__Work to do__
Copy each line below in which the word "More" occurs.

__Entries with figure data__
# # # # #
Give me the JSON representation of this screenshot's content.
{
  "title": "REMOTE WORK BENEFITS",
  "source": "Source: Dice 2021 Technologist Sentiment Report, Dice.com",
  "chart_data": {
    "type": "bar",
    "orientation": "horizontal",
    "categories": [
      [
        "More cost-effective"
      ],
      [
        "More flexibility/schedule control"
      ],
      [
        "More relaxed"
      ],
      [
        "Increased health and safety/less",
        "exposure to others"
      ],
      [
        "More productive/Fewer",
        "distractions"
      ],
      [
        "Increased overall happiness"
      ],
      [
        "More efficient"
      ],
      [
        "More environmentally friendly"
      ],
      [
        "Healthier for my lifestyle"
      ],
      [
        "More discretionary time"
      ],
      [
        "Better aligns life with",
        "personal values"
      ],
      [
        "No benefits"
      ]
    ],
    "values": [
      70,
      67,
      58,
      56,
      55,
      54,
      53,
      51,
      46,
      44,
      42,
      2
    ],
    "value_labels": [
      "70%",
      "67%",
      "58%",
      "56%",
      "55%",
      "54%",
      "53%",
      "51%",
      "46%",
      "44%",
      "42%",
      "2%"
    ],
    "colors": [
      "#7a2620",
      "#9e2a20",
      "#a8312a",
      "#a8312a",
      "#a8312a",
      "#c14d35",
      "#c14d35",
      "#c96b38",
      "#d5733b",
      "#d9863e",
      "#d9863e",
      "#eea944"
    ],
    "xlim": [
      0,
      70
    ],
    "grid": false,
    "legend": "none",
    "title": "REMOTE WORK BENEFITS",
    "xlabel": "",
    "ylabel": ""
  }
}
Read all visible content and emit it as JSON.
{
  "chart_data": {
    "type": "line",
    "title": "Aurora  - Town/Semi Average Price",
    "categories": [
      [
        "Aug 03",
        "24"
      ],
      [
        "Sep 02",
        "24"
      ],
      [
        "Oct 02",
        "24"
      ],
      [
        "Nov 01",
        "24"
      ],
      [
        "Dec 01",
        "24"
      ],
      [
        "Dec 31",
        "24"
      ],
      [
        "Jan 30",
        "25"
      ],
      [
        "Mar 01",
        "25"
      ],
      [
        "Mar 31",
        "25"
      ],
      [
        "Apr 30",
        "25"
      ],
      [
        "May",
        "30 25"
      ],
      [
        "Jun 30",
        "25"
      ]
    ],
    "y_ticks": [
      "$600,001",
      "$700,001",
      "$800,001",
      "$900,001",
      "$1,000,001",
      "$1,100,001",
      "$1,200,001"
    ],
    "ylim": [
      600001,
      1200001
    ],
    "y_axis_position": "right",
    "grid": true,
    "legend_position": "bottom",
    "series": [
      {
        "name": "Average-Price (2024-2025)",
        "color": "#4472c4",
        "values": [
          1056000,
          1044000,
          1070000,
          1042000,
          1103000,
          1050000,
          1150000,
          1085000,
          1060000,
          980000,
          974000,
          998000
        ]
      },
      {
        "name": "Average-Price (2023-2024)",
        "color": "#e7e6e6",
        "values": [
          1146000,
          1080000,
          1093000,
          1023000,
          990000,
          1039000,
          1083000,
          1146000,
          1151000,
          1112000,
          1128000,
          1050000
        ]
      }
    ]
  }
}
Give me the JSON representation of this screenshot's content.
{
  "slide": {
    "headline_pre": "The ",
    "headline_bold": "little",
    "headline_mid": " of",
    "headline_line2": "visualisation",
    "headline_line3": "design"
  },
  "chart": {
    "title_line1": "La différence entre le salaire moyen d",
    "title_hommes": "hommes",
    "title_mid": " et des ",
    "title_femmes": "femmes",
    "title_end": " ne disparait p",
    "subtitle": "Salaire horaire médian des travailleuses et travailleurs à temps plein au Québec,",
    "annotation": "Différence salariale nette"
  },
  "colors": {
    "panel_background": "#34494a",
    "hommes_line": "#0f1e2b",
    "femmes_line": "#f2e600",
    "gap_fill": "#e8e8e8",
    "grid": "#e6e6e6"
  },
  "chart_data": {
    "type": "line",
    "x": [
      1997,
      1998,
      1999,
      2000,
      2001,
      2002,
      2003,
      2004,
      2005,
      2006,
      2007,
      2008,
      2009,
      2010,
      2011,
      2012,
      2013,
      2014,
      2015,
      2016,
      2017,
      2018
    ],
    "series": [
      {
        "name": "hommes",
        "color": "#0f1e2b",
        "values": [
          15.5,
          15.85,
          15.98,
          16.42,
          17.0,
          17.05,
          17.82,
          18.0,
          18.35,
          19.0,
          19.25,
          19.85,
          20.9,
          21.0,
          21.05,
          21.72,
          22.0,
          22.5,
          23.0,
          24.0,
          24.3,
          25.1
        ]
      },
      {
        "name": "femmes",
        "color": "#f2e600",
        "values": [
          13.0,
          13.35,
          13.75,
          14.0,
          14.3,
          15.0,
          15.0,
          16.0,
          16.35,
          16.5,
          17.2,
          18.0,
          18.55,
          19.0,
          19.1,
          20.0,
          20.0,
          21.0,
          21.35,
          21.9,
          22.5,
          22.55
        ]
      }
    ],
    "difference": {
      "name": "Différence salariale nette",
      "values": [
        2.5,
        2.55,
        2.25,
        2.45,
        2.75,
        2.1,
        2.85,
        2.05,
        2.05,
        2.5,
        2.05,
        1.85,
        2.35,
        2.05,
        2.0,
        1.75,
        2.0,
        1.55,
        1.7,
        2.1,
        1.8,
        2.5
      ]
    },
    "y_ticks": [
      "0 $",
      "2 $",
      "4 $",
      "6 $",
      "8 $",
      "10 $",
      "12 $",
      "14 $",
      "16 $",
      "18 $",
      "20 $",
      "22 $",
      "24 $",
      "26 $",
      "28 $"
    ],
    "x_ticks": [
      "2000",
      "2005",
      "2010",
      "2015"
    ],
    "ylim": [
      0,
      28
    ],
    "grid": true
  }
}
# # # # #
__Solution to the exercise__
        "More cost-effective"
        "More flexibility/schedule control"
        "More relaxed"
        "More productive/Fewer",
        "More efficient"
        "More environmentally friendly"
        "More discretionary time"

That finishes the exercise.